WRITTEN PROBLEM: Retype the listing that follows, exactly as written.

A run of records

-*-*-

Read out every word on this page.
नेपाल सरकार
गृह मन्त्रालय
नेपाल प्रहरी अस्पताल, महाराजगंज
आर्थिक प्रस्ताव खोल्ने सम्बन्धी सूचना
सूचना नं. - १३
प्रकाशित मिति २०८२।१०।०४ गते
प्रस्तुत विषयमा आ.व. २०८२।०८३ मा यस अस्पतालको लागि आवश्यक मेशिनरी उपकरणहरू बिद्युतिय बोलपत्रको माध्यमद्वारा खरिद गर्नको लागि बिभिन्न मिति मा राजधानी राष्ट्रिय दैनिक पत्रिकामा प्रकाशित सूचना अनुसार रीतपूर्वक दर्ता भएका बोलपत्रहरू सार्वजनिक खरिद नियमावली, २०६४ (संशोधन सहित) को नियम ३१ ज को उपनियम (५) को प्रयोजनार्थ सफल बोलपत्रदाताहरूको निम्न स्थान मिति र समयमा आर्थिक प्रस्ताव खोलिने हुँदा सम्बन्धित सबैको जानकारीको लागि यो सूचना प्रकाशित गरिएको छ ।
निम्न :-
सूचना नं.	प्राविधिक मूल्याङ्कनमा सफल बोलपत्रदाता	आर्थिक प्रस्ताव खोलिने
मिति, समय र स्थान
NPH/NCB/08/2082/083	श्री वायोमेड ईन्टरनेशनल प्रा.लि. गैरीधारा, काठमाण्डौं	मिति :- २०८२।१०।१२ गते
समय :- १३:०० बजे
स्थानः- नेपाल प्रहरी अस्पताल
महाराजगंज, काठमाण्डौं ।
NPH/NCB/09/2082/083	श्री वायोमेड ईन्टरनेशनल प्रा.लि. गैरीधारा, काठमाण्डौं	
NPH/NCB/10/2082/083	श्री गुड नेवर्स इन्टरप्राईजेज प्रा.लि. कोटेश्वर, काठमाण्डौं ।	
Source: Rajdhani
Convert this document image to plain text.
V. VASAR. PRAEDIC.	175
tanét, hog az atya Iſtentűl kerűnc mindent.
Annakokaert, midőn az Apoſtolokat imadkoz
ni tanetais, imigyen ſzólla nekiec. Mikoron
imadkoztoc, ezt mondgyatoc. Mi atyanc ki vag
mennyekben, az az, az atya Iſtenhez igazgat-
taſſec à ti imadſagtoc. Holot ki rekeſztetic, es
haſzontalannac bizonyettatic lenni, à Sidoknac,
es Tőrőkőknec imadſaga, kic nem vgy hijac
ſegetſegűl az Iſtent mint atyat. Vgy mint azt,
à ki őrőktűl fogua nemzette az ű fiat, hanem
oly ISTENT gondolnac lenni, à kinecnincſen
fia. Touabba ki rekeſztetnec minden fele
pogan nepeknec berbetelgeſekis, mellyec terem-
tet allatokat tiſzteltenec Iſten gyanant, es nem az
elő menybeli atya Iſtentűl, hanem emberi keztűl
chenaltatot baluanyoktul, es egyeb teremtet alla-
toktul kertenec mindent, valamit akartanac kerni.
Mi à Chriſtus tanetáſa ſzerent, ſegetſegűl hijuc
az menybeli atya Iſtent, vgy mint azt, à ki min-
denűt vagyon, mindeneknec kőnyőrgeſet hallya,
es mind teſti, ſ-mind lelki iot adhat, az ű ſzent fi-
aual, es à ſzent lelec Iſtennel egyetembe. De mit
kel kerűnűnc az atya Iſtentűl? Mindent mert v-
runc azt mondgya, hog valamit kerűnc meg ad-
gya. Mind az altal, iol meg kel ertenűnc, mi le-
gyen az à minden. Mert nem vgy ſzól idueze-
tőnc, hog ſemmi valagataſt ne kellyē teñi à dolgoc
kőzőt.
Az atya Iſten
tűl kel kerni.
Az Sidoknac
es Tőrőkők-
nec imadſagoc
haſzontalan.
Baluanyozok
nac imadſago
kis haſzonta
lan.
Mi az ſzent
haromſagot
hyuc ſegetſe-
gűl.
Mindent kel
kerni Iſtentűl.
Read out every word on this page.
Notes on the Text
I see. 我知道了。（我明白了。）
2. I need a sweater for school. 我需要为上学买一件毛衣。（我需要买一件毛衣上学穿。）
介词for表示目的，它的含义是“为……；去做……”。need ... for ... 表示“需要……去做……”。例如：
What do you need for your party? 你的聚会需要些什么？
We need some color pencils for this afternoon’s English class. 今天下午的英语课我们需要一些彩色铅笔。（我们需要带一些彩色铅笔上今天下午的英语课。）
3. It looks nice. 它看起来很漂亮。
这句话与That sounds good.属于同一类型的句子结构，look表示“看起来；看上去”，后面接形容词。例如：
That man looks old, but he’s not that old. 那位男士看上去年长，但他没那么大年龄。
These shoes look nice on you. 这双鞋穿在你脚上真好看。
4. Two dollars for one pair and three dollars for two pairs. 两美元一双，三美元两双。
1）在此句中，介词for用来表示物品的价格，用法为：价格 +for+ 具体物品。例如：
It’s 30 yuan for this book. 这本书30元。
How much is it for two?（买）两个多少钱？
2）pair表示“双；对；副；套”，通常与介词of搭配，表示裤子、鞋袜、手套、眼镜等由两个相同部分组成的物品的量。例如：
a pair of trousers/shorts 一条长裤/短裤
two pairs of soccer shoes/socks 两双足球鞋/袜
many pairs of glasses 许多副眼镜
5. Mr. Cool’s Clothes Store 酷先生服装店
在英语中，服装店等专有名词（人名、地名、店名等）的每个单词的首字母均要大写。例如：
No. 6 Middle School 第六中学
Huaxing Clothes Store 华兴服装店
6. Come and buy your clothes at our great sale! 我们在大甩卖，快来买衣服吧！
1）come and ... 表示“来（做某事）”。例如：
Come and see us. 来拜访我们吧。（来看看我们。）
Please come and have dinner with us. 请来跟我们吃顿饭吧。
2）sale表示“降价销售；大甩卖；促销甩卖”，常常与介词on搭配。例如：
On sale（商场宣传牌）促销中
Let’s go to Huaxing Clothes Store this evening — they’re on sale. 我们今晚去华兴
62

-*-*-

RESPONSE TO THE EXERCISE:
Read out every word on this page.
नेपाल सरकार
गृह मन्त्रालय
नेपाल प्रहरी अस्पताल, महाराजगंज
आर्थिक प्रस्ताव खोल्ने सम्बन्धी सूचना
सूचना नं. - १३
प्रकाशित मिति २०८२।१०।०४ गते
प्रस्तुत विषयमा आ.व. २०८२।०८३ मा यस अस्पतालको लागि आवश्यक मेशिनरी उपकरणहरू बिद्युतिय बोलपत्रको माध्यमद्वारा खरिद गर्नको लागि बिभिन्न मिति मा राजधानी राष्ट्रिय दैनिक पत्रिकामा प्रकाशित सूचना अनुसार रीतपूर्वक दर्ता भएका बोलपत्रहरू सार्वजनिक खरिद नियमावली, २०६४ (संशोधन सहित) को नियम ३१ ज को उपनियम (५) को प्रयोजनार्थ सफल बोलपत्रदाताहरूको निम्न स्थान मिति र समयमा आर्थिक प्रस्ताव खोलिने हुँदा सम्बन्धित सबैको जानकारीको लागि यो सूचना प्रकाशित गरिएको छ ।
निम्न :-
सूचना नं.	प्राविधिक मूल्याङ्कनमा सफल बोलपत्रदाता	आर्थिक प्रस्ताव खोलिने
मिति, समय र स्थान
NPH/NCB/08/2082/083	श्री वायोमेड ईन्टरनेशनल प्रा.लि. गैरीधारा, काठमाण्डौं	मिति :- २०८२।१०।१२ गते
समय :- १३:०० बजे
स्थानः- नेपाल प्रहरी अस्पताल
महाराजगंज, काठमाण्डौं ।
NPH/NCB/09/2082/083	श्री वायोमेड ईन्टरनेशनल प्रा.लि. गैरीधारा, काठमाण्डौं	
NPH/NCB/10/2082/083	श्री गुड नेवर्स इन्टरप्राईजेज प्रा.लि. कोटेश्वर, काठमाण्डौं ।	
Source: Rajdhani
Convert this document image to plain text.
V. VASAR. PRAEDIC.	175
tanét, hog az atya Iſtentűl kerűnc mindent.
Annakokaert, midőn az Apoſtolokat imadkoz
ni tanetais, imigyen ſzólla nekiec. Mikoron
imadkoztoc, ezt mondgyatoc. Mi atyanc ki vag
mennyekben, az az, az atya Iſtenhez igazgat-
taſſec à ti imadſagtoc. Holot ki rekeſztetic, es
haſzontalannac bizonyettatic lenni, à Sidoknac,
es Tőrőkőknec imadſaga, kic nem vgy hijac
ſegetſegűl az Iſtent mint atyat. Vgy mint azt,
à ki őrőktűl fogua nemzette az ű fiat, hanem
oly ISTENT gondolnac lenni, à kinecnincſen
fia. Touabba ki rekeſztetnec minden fele
pogan nepeknec berbetelgeſekis, mellyec terem-
tet allatokat tiſzteltenec Iſten gyanant, es nem az
elő menybeli atya Iſtentűl, hanem emberi keztűl
chenaltatot baluanyoktul, es egyeb teremtet alla-
toktul kertenec mindent, valamit akartanac kerni.
Mi à Chriſtus tanetáſa ſzerent, ſegetſegűl hijuc
az menybeli atya Iſtent, vgy mint azt, à ki min-
denűt vagyon, mindeneknec kőnyőrgeſet hallya,
es mind teſti, ſ-mind lelki iot adhat, az ű ſzent fi-
aual, es à ſzent lelec Iſtennel egyetembe. De mit
kel kerűnűnc az atya Iſtentűl? Mindent mert v-
runc azt mondgya, hog valamit kerűnc meg ad-
gya. Mind az altal, iol meg kel ertenűnc, mi le-
gyen az à minden. Mert nem vgy ſzól idueze-
tőnc, hog ſemmi valagataſt ne kellyē teñi à dolgoc
kőzőt.
Az atya Iſten
tűl kel kerni.
Az Sidoknac
es Tőrőkők-
nec imadſagoc
haſzontalan.
Baluanyozok
nac imadſago
kis haſzonta
lan.
Mi az ſzent
haromſagot
hyuc ſegetſe-
gűl.
Mindent kel
kerni Iſtentűl.
Read out every word on this page.
Notes on the Text
I see. 我知道了。（我明白了。）
2. I need a sweater for school. 我需要为上学买一件毛衣。（我需要买一件毛衣上学穿。）
介词for表示目的，它的含义是“为……；去做……”。need ... for ... 表示“需要……去做……”。例如：
What do you need for your party? 你的聚会需要些什么？
We need some color pencils for this afternoon’s English class. 今天下午的英语课我们需要一些彩色铅笔。（我们需要带一些彩色铅笔上今天下午的英语课。）
3. It looks nice. 它看起来很漂亮。
这句话与That sounds good.属于同一类型的句子结构，look表示“看起来；看上去”，后面接形容词。例如：
That man looks old, but he’s not that old. 那位男士看上去年长，但他没那么大年龄。
These shoes look nice on you. 这双鞋穿在你脚上真好看。
4. Two dollars for one pair and three dollars for two pairs. 两美元一双，三美元两双。
1）在此句中，介词for用来表示物品的价格，用法为：价格 +for+ 具体物品。例如：
It’s 30 yuan for this book. 这本书30元。
How much is it for two?（买）两个多少钱？
2）pair表示“双；对；副；套”，通常与介词of搭配，表示裤子、鞋袜、手套、眼镜等由两个相同部分组成的物品的量。例如：
a pair of trousers/shorts 一条长裤/短裤
two pairs of soccer shoes/socks 两双足球鞋/袜
many pairs of glasses 许多副眼镜
5. Mr. Cool’s Clothes Store 酷先生服装店
在英语中，服装店等专有名词（人名、地名、店名等）的每个单词的首字母均要大写。例如：
No. 6 Middle School 第六中学
Huaxing Clothes Store 华兴服装店
6. Come and buy your clothes at our great sale! 我们在大甩卖，快来买衣服吧！
1）come and ... 表示“来（做某事）”。例如：
Come and see us. 来拜访我们吧。（来看看我们。）
Please come and have dinner with us. 请来跟我们吃顿饭吧。
2）sale表示“降价销售；大甩卖；促销甩卖”，常常与介词on搭配。例如：
On sale（商场宣传牌）促销中
Let’s go to Huaxing Clothes Store this evening — they’re on sale. 我们今晚去华兴
62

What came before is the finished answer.